(Given instruction A):
Quote word for word the passage of the home insurance article that begins with the words containing "Make sure you’re" and ends with "the other, right?".
(Given instruction B):
Answer these questions from the home insurance article:
(i) What is Angela Orbann's title at Travelers?
(ii) Which two companies are named as offering "vacant and unoccupied insurance"?
(iii) According to the Insurance Information Institute, what damage to belongings will homeowners or renters insurance not pay for when you hire professional movers?

(Selected excerpt):
________________________________________
Fortunately, your regular homeowners insurance covers these visits. In case of any mishap, says Angela Orbann, Vice-President of Property and Personal Insurance at Travelers, “the liability coverage on the existing home policy would apply for any injuries to others that the homeowner might be found legally responsible for.”
If the home will be empty before it sells, let the insurer know
To insurance companies, vacant homes are risky homes. No occupants are around to notice damage from water leaks or fallen trees, and the property could attract vandals and squatters. (Those factors are key reasons that second homes in the country often cost more to insure than urban or suburban residences.)
“If you are able to stay in the home until it sells, you should,” says Gregg. “Insurers are likely to cancel the policy if the home is vacant or to deny a claim if it is determined the loss occurred while the home was unoccupied.”
Of course, you may have little choice but to vacate your old home before it sells, and perhaps even take your possessions with you. It’s best, Orbann says, to let the insurance company know in advance of such a vacancy.
Brief temporary vacancies may be deemed acceptable, he says, with the insurer agreeing to extend the current, regular home insurance until the home is sold. But if a longer unoccupied period is planned, or the property simply takes a long time to sell, special measures may be required.
“Generally, homes that are vacant for an extended amount of time will have coverage limitations or be ineligible for standard homeowners coverage,” says Orbann.
Some insurers will not insure empty homes at all, which is all the more reason to contact your insurer early if you anticipate a vacancy. However, a number of companies (including Farmers and American Family) offer special coverage known as “vacant and unoccupied insurance.” For reason of the higher risk posed by an unoccupied property, this coverage is more expensive than regular insurance, often significantly so.
Make sure you’re covered for the move
You’ve dutifully insured your new home and kept the insurance on your old one until its sale closes. That covers your possessions should any of them be damaged in the move from one home to the other, right?
Alas, possibly not. According to the Insurance Information Institute, if you hire professional movers, your homeowners or renters insurance covers your belongings “while they’re at your residence, in transit and in storage facilities, but will not pay for any damage done to personal property while being handled by the movers—when packing or physically moving the items.”
Coverage may or may not be better if you move your possessions yourself. State Farm notes that you may be better covered (albeit at a cost) if you rent a vehicle, such as a truck, rather than using your own vehicle yourself. Rental companies, the insurer notes, sell “insurance that not only protects the rental vehicle, but also the driver, passengers, and your cargo, depending on the type of coverage you choose.”
In short, this is another area of insurance to plan in advance. “Talk to your insurance agent to make sure that you have coverage for your belongings while they’re in transit. They can also help you explore specialty insurance policies to specifically cover your move, if needed,” says Orbann. Such policies include not only those from truck-rental firms but movers and companies that sell third-party coverage for your possessions during moves.
________________________________________
(Extracted information):
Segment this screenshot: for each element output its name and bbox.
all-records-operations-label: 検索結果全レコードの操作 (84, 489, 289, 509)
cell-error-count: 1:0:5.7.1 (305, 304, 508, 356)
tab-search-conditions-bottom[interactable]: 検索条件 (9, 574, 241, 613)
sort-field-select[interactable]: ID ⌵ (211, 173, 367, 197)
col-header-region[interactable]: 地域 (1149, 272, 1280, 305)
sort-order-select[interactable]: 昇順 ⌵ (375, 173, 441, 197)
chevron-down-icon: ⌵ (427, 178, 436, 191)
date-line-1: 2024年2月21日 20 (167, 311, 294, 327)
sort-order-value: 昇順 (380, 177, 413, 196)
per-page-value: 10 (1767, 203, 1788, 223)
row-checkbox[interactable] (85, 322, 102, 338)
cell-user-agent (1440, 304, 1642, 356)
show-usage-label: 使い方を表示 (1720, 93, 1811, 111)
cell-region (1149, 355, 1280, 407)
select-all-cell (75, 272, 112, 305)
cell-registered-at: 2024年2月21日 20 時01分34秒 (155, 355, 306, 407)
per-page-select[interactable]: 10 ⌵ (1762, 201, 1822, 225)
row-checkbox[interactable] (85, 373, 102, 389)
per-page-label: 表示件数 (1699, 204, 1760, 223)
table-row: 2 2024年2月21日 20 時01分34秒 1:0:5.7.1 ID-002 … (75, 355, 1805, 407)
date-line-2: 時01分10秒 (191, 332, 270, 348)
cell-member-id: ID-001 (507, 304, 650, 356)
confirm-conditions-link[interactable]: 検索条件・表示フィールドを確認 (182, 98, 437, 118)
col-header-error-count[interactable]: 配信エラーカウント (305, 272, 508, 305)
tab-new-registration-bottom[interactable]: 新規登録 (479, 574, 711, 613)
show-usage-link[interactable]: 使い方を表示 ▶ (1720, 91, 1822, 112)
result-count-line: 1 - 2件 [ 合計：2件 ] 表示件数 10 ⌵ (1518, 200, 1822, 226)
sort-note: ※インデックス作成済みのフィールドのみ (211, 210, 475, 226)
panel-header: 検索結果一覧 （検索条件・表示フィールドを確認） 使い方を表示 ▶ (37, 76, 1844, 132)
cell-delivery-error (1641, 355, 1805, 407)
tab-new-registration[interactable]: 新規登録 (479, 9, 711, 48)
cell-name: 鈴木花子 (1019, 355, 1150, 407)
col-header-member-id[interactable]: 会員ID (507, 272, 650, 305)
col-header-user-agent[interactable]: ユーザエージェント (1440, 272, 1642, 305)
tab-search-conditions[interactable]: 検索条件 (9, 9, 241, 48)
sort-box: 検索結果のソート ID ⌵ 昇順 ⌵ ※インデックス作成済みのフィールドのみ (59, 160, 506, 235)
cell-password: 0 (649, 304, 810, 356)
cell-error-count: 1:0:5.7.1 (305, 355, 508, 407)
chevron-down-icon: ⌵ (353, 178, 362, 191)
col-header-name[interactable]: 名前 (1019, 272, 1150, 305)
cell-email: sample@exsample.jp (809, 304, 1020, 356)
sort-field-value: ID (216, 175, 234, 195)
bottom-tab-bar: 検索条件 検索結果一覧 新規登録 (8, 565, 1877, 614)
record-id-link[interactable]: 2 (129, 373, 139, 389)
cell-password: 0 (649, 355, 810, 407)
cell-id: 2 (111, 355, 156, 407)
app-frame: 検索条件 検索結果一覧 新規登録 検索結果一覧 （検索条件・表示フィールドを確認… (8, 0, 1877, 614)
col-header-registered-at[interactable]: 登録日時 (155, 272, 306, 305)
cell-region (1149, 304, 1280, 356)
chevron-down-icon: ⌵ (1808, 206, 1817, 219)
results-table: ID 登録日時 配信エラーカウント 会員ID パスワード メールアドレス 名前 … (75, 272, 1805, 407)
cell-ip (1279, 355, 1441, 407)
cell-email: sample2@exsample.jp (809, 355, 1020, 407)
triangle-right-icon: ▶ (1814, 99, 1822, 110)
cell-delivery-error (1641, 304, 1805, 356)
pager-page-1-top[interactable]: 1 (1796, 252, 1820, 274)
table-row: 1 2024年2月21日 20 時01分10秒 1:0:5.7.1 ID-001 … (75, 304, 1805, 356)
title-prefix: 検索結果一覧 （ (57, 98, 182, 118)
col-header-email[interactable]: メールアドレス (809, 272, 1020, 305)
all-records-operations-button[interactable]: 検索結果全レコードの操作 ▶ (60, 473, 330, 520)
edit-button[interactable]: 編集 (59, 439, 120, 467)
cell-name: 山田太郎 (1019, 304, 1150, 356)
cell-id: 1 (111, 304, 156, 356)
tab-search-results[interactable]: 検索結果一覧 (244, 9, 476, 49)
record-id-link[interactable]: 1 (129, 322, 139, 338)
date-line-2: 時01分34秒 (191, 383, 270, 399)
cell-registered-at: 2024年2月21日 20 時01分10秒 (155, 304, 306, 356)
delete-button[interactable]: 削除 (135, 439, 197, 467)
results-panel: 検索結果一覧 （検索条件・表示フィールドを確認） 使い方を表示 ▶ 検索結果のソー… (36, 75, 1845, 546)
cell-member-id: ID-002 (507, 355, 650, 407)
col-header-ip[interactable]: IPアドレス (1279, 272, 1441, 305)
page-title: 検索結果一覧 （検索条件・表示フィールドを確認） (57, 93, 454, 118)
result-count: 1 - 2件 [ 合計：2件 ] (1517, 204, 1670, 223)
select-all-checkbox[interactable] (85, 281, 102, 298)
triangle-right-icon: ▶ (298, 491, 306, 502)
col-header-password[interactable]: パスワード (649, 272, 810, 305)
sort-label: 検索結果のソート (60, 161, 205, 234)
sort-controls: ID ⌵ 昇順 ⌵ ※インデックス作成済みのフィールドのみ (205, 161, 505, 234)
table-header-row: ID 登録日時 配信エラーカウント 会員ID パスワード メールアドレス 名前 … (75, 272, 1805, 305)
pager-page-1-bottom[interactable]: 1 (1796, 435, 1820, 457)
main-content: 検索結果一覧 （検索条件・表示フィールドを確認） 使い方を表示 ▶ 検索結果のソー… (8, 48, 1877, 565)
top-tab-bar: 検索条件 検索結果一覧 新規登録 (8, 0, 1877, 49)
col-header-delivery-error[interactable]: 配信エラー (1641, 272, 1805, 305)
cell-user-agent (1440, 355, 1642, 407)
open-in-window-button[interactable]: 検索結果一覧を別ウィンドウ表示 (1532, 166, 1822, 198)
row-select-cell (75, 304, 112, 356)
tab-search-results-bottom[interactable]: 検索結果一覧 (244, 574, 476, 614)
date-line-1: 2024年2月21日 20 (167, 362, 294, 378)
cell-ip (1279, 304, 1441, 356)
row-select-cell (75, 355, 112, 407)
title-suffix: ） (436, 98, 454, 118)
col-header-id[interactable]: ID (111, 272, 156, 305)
________________________________________
(Complete answer A):
Make sure you’re covered for the move
You’ve dutifully insured your new home and kept the insurance on your old one until its sale closes. That covers your possessions should any of them be damaged in the move from one home to the other, right?

(Complete answer B):
(i) Vice-President of Property and Personal Insurance.
(ii) Farmers and American Family.
(iii) Damage done to personal property while the movers are handling it, when packing or physically moving the items.